_Your task_
Copy out the records precisely, omitting pictures.

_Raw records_
** begin **

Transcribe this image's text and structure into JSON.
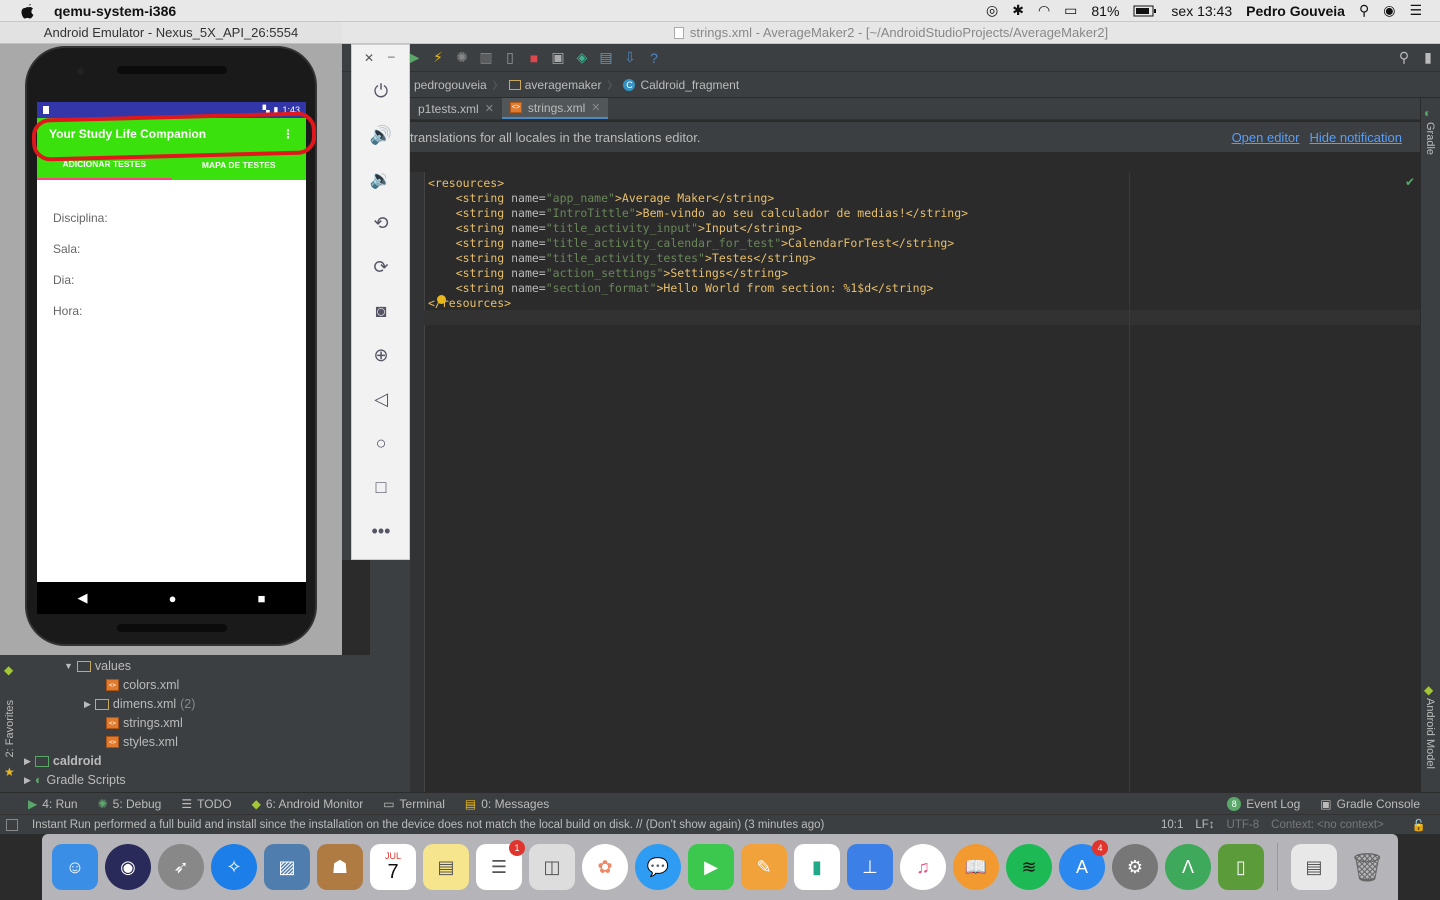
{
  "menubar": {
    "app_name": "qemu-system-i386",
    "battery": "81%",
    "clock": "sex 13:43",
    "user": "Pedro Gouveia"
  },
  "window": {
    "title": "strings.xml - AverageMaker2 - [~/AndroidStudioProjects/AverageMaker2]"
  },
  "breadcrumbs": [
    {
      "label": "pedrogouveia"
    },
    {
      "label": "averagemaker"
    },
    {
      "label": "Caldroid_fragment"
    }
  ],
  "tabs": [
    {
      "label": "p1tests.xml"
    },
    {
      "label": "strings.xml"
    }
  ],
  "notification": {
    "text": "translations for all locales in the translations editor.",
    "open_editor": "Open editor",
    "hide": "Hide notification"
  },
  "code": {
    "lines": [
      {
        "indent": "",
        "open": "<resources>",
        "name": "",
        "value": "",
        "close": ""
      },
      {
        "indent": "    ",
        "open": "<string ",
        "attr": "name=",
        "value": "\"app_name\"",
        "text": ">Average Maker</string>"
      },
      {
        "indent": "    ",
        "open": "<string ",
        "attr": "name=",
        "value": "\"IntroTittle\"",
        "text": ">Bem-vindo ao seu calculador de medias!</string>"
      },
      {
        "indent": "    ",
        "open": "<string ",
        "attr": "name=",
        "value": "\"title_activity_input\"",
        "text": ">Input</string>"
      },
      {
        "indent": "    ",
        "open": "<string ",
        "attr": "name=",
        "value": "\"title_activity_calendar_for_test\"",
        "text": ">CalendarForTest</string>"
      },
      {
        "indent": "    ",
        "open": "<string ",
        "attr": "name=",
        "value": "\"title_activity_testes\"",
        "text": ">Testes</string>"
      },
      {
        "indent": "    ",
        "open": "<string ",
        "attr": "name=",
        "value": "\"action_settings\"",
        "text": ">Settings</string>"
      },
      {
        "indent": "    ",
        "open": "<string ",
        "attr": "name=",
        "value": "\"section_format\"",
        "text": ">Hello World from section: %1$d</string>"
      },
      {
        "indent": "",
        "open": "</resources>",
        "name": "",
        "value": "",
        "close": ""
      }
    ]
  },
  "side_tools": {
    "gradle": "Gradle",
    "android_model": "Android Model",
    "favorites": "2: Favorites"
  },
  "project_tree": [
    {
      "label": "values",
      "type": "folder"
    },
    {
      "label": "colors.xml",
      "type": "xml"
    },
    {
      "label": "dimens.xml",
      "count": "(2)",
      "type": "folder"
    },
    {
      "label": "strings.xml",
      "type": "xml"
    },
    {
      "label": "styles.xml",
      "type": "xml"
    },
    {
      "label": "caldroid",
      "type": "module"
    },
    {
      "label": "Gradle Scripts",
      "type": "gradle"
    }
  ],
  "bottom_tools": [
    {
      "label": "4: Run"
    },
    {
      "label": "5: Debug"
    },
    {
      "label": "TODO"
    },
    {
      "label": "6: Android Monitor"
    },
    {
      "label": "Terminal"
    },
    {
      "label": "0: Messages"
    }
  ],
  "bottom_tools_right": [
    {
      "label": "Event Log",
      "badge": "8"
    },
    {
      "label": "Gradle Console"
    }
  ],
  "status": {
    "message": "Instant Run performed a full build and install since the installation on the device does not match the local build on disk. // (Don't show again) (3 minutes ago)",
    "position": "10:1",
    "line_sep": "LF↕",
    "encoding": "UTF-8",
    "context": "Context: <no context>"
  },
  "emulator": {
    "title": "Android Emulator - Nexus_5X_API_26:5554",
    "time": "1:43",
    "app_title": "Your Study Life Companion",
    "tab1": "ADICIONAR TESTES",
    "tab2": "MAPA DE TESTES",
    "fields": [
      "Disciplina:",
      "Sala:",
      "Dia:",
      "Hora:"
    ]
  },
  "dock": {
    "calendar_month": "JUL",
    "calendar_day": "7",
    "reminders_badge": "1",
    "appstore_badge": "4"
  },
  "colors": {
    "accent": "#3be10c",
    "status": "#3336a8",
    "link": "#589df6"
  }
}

** end **

_Task result_
Transcribe this image's text and structure into JSON.
{
  "menubar": {
    "app_name": "qemu-system-i386",
    "battery": "81%",
    "clock": "sex 13:43",
    "user": "Pedro Gouveia"
  },
  "window": {
    "title": "strings.xml - AverageMaker2 - [~/AndroidStudioProjects/AverageMaker2]"
  },
  "breadcrumbs": [
    {
      "label": "pedrogouveia"
    },
    {
      "label": "averagemaker"
    },
    {
      "label": "Caldroid_fragment"
    }
  ],
  "tabs": [
    {
      "label": "p1tests.xml"
    },
    {
      "label": "strings.xml"
    }
  ],
  "notification": {
    "text": "translations for all locales in the translations editor.",
    "open_editor": "Open editor",
    "hide": "Hide notification"
  },
  "code": {
    "lines": [
      {
        "indent": "",
        "open": "<resources>",
        "name": "",
        "value": "",
        "close": ""
      },
      {
        "indent": "    ",
        "open": "<string ",
        "attr": "name=",
        "value": "\"app_name\"",
        "text": ">Average Maker</string>"
      },
      {
        "indent": "    ",
        "open": "<string ",
        "attr": "name=",
        "value": "\"IntroTittle\"",
        "text": ">Bem-vindo ao seu calculador de medias!</string>"
      },
      {
        "indent": "    ",
        "open": "<string ",
        "attr": "name=",
        "value": "\"title_activity_input\"",
        "text": ">Input</string>"
      },
      {
        "indent": "    ",
        "open": "<string ",
        "attr": "name=",
        "value": "\"title_activity_calendar_for_test\"",
        "text": ">CalendarForTest</string>"
      },
      {
        "indent": "    ",
        "open": "<string ",
        "attr": "name=",
        "value": "\"title_activity_testes\"",
        "text": ">Testes</string>"
      },
      {
        "indent": "    ",
        "open": "<string ",
        "attr": "name=",
        "value": "\"action_settings\"",
        "text": ">Settings</string>"
      },
      {
        "indent": "    ",
        "open": "<string ",
        "attr": "name=",
        "value": "\"section_format\"",
        "text": ">Hello World from section: %1$d</string>"
      },
      {
        "indent": "",
        "open": "</resources>",
        "name": "",
        "value": "",
        "close": ""
      }
    ]
  },
  "side_tools": {
    "gradle": "Gradle",
    "android_model": "Android Model",
    "favorites": "2: Favorites"
  },
  "project_tree": [
    {
      "label": "values",
      "type": "folder"
    },
    {
      "label": "colors.xml",
      "type": "xml"
    },
    {
      "label": "dimens.xml",
      "count": "(2)",
      "type": "folder"
    },
    {
      "label": "strings.xml",
      "type": "xml"
    },
    {
      "label": "styles.xml",
      "type": "xml"
    },
    {
      "label": "caldroid",
      "type": "module"
    },
    {
      "label": "Gradle Scripts",
      "type": "gradle"
    }
  ],
  "bottom_tools": [
    {
      "label": "4: Run"
    },
    {
      "label": "5: Debug"
    },
    {
      "label": "TODO"
    },
    {
      "label": "6: Android Monitor"
    },
    {
      "label": "Terminal"
    },
    {
      "label": "0: Messages"
    }
  ],
  "bottom_tools_right": [
    {
      "label": "Event Log",
      "badge": "8"
    },
    {
      "label": "Gradle Console"
    }
  ],
  "status": {
    "message": "Instant Run performed a full build and install since the installation on the device does not match the local build on disk. // (Don't show again) (3 minutes ago)",
    "position": "10:1",
    "line_sep": "LF↕",
    "encoding": "UTF-8",
    "context": "Context: <no context>"
  },
  "emulator": {
    "title": "Android Emulator - Nexus_5X_API_26:5554",
    "time": "1:43",
    "app_title": "Your Study Life Companion",
    "tab1": "ADICIONAR TESTES",
    "tab2": "MAPA DE TESTES",
    "fields": [
      "Disciplina:",
      "Sala:",
      "Dia:",
      "Hora:"
    ]
  },
  "dock": {
    "calendar_month": "JUL",
    "calendar_day": "7",
    "reminders_badge": "1",
    "appstore_badge": "4"
  },
  "colors": {
    "accent": "#3be10c",
    "status": "#3336a8",
    "link": "#589df6"
  }
}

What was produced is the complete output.